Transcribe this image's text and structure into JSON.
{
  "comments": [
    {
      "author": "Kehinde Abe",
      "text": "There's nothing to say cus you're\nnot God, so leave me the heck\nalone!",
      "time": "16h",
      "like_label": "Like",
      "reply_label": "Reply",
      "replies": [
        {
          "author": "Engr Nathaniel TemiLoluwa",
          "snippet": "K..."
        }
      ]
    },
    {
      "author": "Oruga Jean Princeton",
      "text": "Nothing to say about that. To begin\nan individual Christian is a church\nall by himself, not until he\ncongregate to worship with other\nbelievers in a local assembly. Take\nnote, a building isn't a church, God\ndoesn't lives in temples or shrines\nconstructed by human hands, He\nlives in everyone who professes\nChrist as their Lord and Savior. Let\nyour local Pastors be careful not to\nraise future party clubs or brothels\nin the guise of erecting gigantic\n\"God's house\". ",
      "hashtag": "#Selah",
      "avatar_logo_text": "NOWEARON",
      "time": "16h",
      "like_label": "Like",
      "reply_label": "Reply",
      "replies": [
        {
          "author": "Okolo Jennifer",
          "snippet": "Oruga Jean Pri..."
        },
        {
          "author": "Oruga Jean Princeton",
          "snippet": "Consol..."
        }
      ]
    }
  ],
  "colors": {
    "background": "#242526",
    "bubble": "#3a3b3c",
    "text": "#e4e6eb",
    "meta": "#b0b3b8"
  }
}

» Requirement: Nothing in the listing may be changed; retype it all exactly.

» Task answer:
Transcribe this image's text and structure into JSON.
{
  "comments": [
    {
      "author": "Kehinde Abe",
      "text": "There's nothing to say cus you're\nnot God, so leave me the heck\nalone!",
      "time": "16h",
      "like_label": "Like",
      "reply_label": "Reply",
      "replies": [
        {
          "author": "Engr Nathaniel TemiLoluwa",
          "snippet": "K..."
        }
      ]
    },
    {
      "author": "Oruga Jean Princeton",
      "text": "Nothing to say about that. To begin\nan individual Christian is a church\nall by himself, not until he\ncongregate to worship with other\nbelievers in a local assembly. Take\nnote, a building isn't a church, God\ndoesn't lives in temples or shrines\nconstructed by human hands, He\nlives in everyone who professes\nChrist as their Lord and Savior. Let\nyour local Pastors be careful not to\nraise future party clubs or brothels\nin the guise of erecting gigantic\n\"God's house\". ",
      "hashtag": "#Selah",
      "avatar_logo_text": "NOWEARON",
      "time": "16h",
      "like_label": "Like",
      "reply_label": "Reply",
      "replies": [
        {
          "author": "Okolo Jennifer",
          "snippet": "Oruga Jean Pri..."
        },
        {
          "author": "Oruga Jean Princeton",
          "snippet": "Consol..."
        }
      ]
    }
  ],
  "colors": {
    "background": "#242526",
    "bubble": "#3a3b3c",
    "text": "#e4e6eb",
    "meta": "#b0b3b8"
  }
}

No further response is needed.